_Given problem_. All the data should be repeated exactly. Any image in it is left out.

* BEGIN *

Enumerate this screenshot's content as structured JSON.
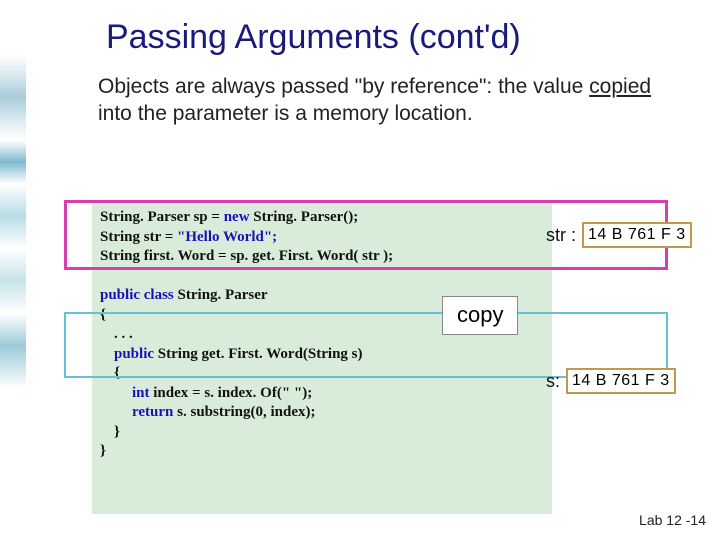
{
  "title": "Passing Arguments (cont'd)",
  "body": {
    "pre": "Objects are always passed \"by reference\": the value ",
    "underlined": "copied",
    "post": " into the parameter is a memory location."
  },
  "code1": {
    "l1a": "String. Parser sp = ",
    "l1b": "new",
    "l1c": " String. Parser();",
    "l2a": "String str = ",
    "l2b": "\"Hello World\";",
    "l3": "String first. Word = sp. get. First. Word( str );"
  },
  "code2": {
    "l1a": "public class",
    "l1b": " String. Parser",
    "l2": "{",
    "l3": ". . .",
    "l4a": "public",
    "l4b": " String get. First. Word(String s)",
    "l5": "{",
    "l6a": "int",
    "l6b": " index = s. index. Of(\" \");",
    "l7a": "return",
    "l7b": " s. substring(0, index);",
    "l8": "}",
    "l9": "}"
  },
  "copy_label": "copy",
  "mem1": {
    "label": "str :",
    "value": "14 B 761 F 3"
  },
  "mem2": {
    "label": "s:",
    "value": "14 B 761 F 3"
  },
  "footer": "Lab 12 -14"
}
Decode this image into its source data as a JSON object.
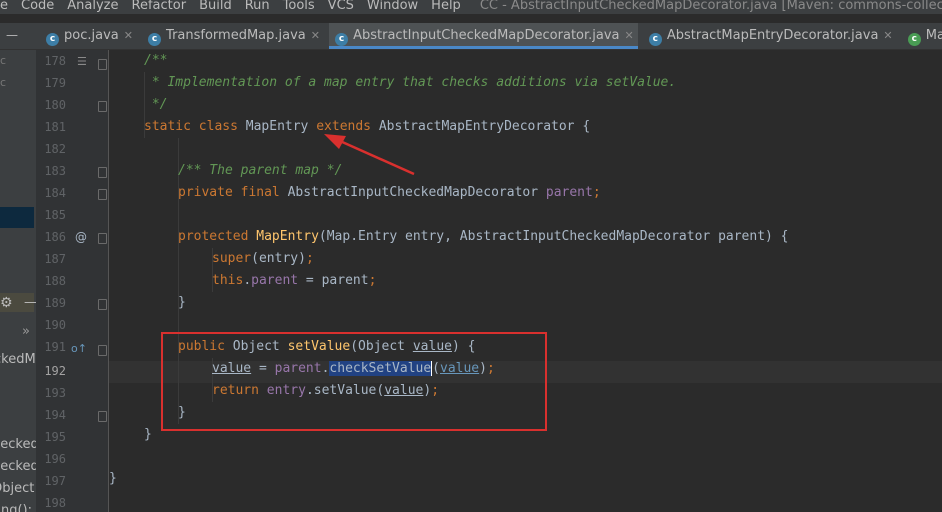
{
  "menu": {
    "items": [
      "e",
      "Code",
      "Analyze",
      "Refactor",
      "Build",
      "Run",
      "Tools",
      "VCS",
      "Window",
      "Help"
    ],
    "window_title": "CC - AbstractInputCheckedMapDecorator.java [Maven: commons-collectio"
  },
  "tabs": [
    {
      "label": "poc.java",
      "icon": "c",
      "active": false
    },
    {
      "label": "TransformedMap.java",
      "icon": "c",
      "active": false
    },
    {
      "label": "AbstractInputCheckedMapDecorator.java",
      "icon": "c",
      "active": true
    },
    {
      "label": "AbstractMapEntryDecorator.java",
      "icon": "c",
      "active": false
    },
    {
      "label": "Ma",
      "icon": "c",
      "active": false
    }
  ],
  "sidebar": {
    "fragments": [
      "ckedMa",
      "»",
      "hecked",
      "necked",
      "Object",
      "ring():"
    ]
  },
  "gutter": {
    "line_numbers": [
      "178",
      "179",
      "180",
      "181",
      "182",
      "183",
      "184",
      "185",
      "186",
      "187",
      "188",
      "189",
      "190",
      "191",
      "192",
      "193",
      "194",
      "195",
      "196",
      "197",
      "198"
    ],
    "current_line": "192",
    "annotation_marker": "@",
    "override_marker": "o↑"
  },
  "code": {
    "l178": "/**",
    "l179": " * Implementation of a map entry that checks additions via setValue.",
    "l180": " */",
    "l181": {
      "static": "static",
      "class": "class",
      "name": "MapEntry",
      "extends": "extends",
      "parent": "AbstractMapEntryDecorator {"
    },
    "l183": "/** The parent map */",
    "l184": {
      "private": "private",
      "final": "final",
      "type": "AbstractInputCheckedMapDecorator",
      "field": "parent",
      "semi": ";"
    },
    "l186": {
      "protected": "protected",
      "name": "MapEntry",
      "params": "(Map.Entry entry, AbstractInputCheckedMapDecorator parent) {"
    },
    "l187": {
      "super": "super",
      "rest": "(entry)",
      "semi": ";"
    },
    "l188": {
      "this": "this",
      "dot": ".",
      "field": "parent",
      "rest": " = parent",
      "semi": ";"
    },
    "l189": "}",
    "l191": {
      "public": "public",
      "type": " Object ",
      "name": "setValue",
      "p1": "(Object ",
      "param": "value",
      "p2": ") {"
    },
    "l192": {
      "var": "value",
      "eq": " = ",
      "field": "parent",
      "dot": ".",
      "call": "checkSetValue",
      "open": "(",
      "arg": "value",
      "close": ")",
      "semi": ";"
    },
    "l193": {
      "ret": "return",
      "sp": " ",
      "field": "entry",
      "call": ".setValue(",
      "arg": "value",
      "close": ")",
      "semi": ";"
    },
    "l194": "}",
    "l195": "}",
    "l197": "}"
  },
  "colors": {
    "annotation_box": "#d9302e",
    "arrow": "#d9302e",
    "keyword": "#cc7832",
    "comment": "#629755",
    "method": "#ffc66d",
    "field": "#9876aa",
    "selection": "#214283"
  }
}
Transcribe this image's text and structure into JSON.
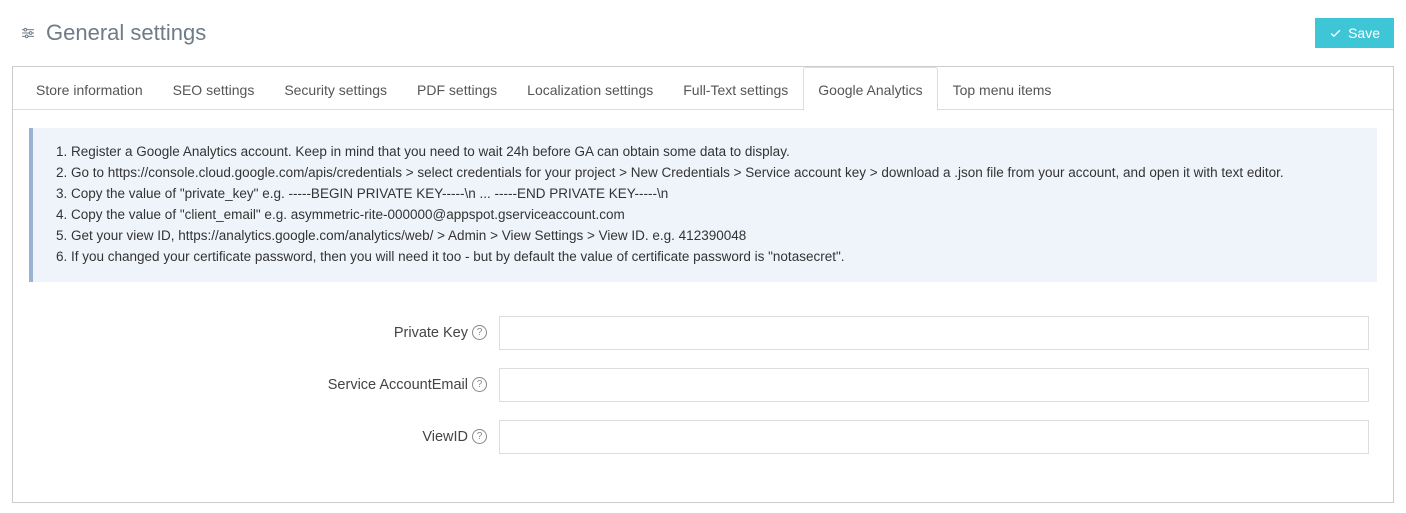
{
  "header": {
    "title": "General settings",
    "save_label": "Save"
  },
  "tabs": [
    "Store information",
    "SEO settings",
    "Security settings",
    "PDF settings",
    "Localization settings",
    "Full-Text settings",
    "Google Analytics",
    "Top menu items"
  ],
  "active_tab": "Google Analytics",
  "instructions": [
    "Register a Google Analytics account. Keep in mind that you need to wait 24h before GA can obtain some data to display.",
    "Go to https://console.cloud.google.com/apis/credentials > select credentials for your project > New Credentials > Service account key > download a .json file from your account, and open it with text editor.",
    "Copy the value of \"private_key\" e.g. -----BEGIN PRIVATE KEY-----\\n ... -----END PRIVATE KEY-----\\n",
    "Copy the value of \"client_email\" e.g. asymmetric-rite-000000@appspot.gserviceaccount.com",
    "Get your view ID, https://analytics.google.com/analytics/web/ > Admin > View Settings > View ID. e.g. 412390048",
    "If you changed your certificate password, then you will need it too - but by default the value of certificate password is \"notasecret\"."
  ],
  "fields": {
    "private_key": {
      "label": "Private Key",
      "value": ""
    },
    "service_email": {
      "label": "Service AccountEmail",
      "value": ""
    },
    "view_id": {
      "label": "ViewID",
      "value": ""
    }
  }
}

* END *

_Reply to the exercise_.
Enumerate this screenshot's content as structured JSON.
{
  "title": "Passing Arguments (cont'd)",
  "body": {
    "pre": "Objects are always passed \"by reference\": the value ",
    "underlined": "copied",
    "post": " into the parameter is a memory location."
  },
  "code1": {
    "l1a": "String. Parser sp = ",
    "l1b": "new",
    "l1c": " String. Parser();",
    "l2a": "String str = ",
    "l2b": "\"Hello World\";",
    "l3": "String first. Word = sp. get. First. Word( str );"
  },
  "code2": {
    "l1a": "public class",
    "l1b": " String. Parser",
    "l2": "{",
    "l3": ". . .",
    "l4a": "public",
    "l4b": " String get. First. Word(String s)",
    "l5": "{",
    "l6a": "int",
    "l6b": " index = s. index. Of(\" \");",
    "l7a": "return",
    "l7b": " s. substring(0, index);",
    "l8": "}",
    "l9": "}"
  },
  "copy_label": "copy",
  "mem1": {
    "label": "str :",
    "value": "14 B 761 F 3"
  },
  "mem2": {
    "label": "s:",
    "value": "14 B 761 F 3"
  },
  "footer": "Lab 12 -14"
}
Decode this image into its source data as a JSON object.
{
  "menu": {
    "items": [
      "e",
      "Code",
      "Analyze",
      "Refactor",
      "Build",
      "Run",
      "Tools",
      "VCS",
      "Window",
      "Help"
    ],
    "window_title": "CC - AbstractInputCheckedMapDecorator.java [Maven: commons-collectio"
  },
  "tabs": [
    {
      "label": "poc.java",
      "icon": "c",
      "active": false
    },
    {
      "label": "TransformedMap.java",
      "icon": "c",
      "active": false
    },
    {
      "label": "AbstractInputCheckedMapDecorator.java",
      "icon": "c",
      "active": true
    },
    {
      "label": "AbstractMapEntryDecorator.java",
      "icon": "c",
      "active": false
    },
    {
      "label": "Ma",
      "icon": "c",
      "active": false
    }
  ],
  "sidebar": {
    "fragments": [
      "ckedMa",
      "»",
      "hecked",
      "necked",
      "Object",
      "ring():"
    ]
  },
  "gutter": {
    "line_numbers": [
      "178",
      "179",
      "180",
      "181",
      "182",
      "183",
      "184",
      "185",
      "186",
      "187",
      "188",
      "189",
      "190",
      "191",
      "192",
      "193",
      "194",
      "195",
      "196",
      "197",
      "198"
    ],
    "current_line": "192",
    "annotation_marker": "@",
    "override_marker": "o↑"
  },
  "code": {
    "l178": "/**",
    "l179": " * Implementation of a map entry that checks additions via setValue.",
    "l180": " */",
    "l181": {
      "static": "static",
      "class": "class",
      "name": "MapEntry",
      "extends": "extends",
      "parent": "AbstractMapEntryDecorator {"
    },
    "l183": "/** The parent map */",
    "l184": {
      "private": "private",
      "final": "final",
      "type": "AbstractInputCheckedMapDecorator",
      "field": "parent",
      "semi": ";"
    },
    "l186": {
      "protected": "protected",
      "name": "MapEntry",
      "params": "(Map.Entry entry, AbstractInputCheckedMapDecorator parent) {"
    },
    "l187": {
      "super": "super",
      "rest": "(entry)",
      "semi": ";"
    },
    "l188": {
      "this": "this",
      "dot": ".",
      "field": "parent",
      "rest": " = parent",
      "semi": ";"
    },
    "l189": "}",
    "l191": {
      "public": "public",
      "type": " Object ",
      "name": "setValue",
      "p1": "(Object ",
      "param": "value",
      "p2": ") {"
    },
    "l192": {
      "var": "value",
      "eq": " = ",
      "field": "parent",
      "dot": ".",
      "call": "checkSetValue",
      "open": "(",
      "arg": "value",
      "close": ")",
      "semi": ";"
    },
    "l193": {
      "ret": "return",
      "sp": " ",
      "field": "entry",
      "call": ".setValue(",
      "arg": "value",
      "close": ")",
      "semi": ";"
    },
    "l194": "}",
    "l195": "}",
    "l197": "}"
  },
  "colors": {
    "annotation_box": "#d9302e",
    "arrow": "#d9302e",
    "keyword": "#cc7832",
    "comment": "#629755",
    "method": "#ffc66d",
    "field": "#9876aa",
    "selection": "#214283"
  }
}
Transcribe this image's text and structure into JSON.
{
  "header": {
    "title": "General settings",
    "save_label": "Save"
  },
  "tabs": [
    "Store information",
    "SEO settings",
    "Security settings",
    "PDF settings",
    "Localization settings",
    "Full-Text settings",
    "Google Analytics",
    "Top menu items"
  ],
  "active_tab": "Google Analytics",
  "instructions": [
    "Register a Google Analytics account. Keep in mind that you need to wait 24h before GA can obtain some data to display.",
    "Go to https://console.cloud.google.com/apis/credentials > select credentials for your project > New Credentials > Service account key > download a .json file from your account, and open it with text editor.",
    "Copy the value of \"private_key\" e.g. -----BEGIN PRIVATE KEY-----\\n ... -----END PRIVATE KEY-----\\n",
    "Copy the value of \"client_email\" e.g. asymmetric-rite-000000@appspot.gserviceaccount.com",
    "Get your view ID, https://analytics.google.com/analytics/web/ > Admin > View Settings > View ID. e.g. 412390048",
    "If you changed your certificate password, then you will need it too - but by default the value of certificate password is \"notasecret\"."
  ],
  "fields": {
    "private_key": {
      "label": "Private Key",
      "value": ""
    },
    "service_email": {
      "label": "Service AccountEmail",
      "value": ""
    },
    "view_id": {
      "label": "ViewID",
      "value": ""
    }
  }
}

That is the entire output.